§ **What is expected**
Your task is to retype each line of the data below exactly.

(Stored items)
____

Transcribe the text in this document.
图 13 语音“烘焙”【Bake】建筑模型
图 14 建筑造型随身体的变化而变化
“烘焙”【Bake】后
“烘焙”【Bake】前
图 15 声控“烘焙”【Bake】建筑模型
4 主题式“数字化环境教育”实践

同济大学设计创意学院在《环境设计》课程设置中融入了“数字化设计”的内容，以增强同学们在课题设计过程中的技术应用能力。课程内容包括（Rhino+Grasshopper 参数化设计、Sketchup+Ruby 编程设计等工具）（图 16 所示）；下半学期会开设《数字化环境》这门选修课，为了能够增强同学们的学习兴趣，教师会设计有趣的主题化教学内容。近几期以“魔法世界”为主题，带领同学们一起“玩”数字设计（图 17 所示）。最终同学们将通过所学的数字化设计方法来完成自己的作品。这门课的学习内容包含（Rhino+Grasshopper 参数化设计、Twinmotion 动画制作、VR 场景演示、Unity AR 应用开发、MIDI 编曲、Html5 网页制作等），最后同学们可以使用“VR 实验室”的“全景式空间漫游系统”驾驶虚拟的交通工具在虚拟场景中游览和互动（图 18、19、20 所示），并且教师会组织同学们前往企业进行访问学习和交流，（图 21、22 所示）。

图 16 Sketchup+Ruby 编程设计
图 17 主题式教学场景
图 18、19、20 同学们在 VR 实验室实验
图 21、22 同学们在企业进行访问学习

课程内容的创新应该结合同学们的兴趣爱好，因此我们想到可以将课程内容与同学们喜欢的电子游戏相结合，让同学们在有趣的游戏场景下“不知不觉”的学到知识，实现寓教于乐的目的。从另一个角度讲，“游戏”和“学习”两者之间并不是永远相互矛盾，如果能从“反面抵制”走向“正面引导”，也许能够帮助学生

____

§ **Reply to the task**
Transcribe the text in this document.
图 13 语音“烘焙”【Bake】建筑模型
图 14 建筑造型随身体的变化而变化
“烘焙”【Bake】后
“烘焙”【Bake】前
图 15 声控“烘焙”【Bake】建筑模型
4 主题式“数字化环境教育”实践

同济大学设计创意学院在《环境设计》课程设置中融入了“数字化设计”的内容，以增强同学们在课题设计过程中的技术应用能力。课程内容包括（Rhino+Grasshopper 参数化设计、Sketchup+Ruby 编程设计等工具）（图 16 所示）；下半学期会开设《数字化环境》这门选修课，为了能够增强同学们的学习兴趣，教师会设计有趣的主题化教学内容。近几期以“魔法世界”为主题，带领同学们一起“玩”数字设计（图 17 所示）。最终同学们将通过所学的数字化设计方法来完成自己的作品。这门课的学习内容包含（Rhino+Grasshopper 参数化设计、Twinmotion 动画制作、VR 场景演示、Unity AR 应用开发、MIDI 编曲、Html5 网页制作等），最后同学们可以使用“VR 实验室”的“全景式空间漫游系统”驾驶虚拟的交通工具在虚拟场景中游览和互动（图 18、19、20 所示），并且教师会组织同学们前往企业进行访问学习和交流，（图 21、22 所示）。

图 16 Sketchup+Ruby 编程设计
图 17 主题式教学场景
图 18、19、20 同学们在 VR 实验室实验
图 21、22 同学们在企业进行访问学习

课程内容的创新应该结合同学们的兴趣爱好，因此我们想到可以将课程内容与同学们喜欢的电子游戏相结合，让同学们在有趣的游戏场景下“不知不觉”的学到知识，实现寓教于乐的目的。从另一个角度讲，“游戏”和“学习”两者之间并不是永远相互矛盾，如果能从“反面抵制”走向“正面引导”，也许能够帮助学生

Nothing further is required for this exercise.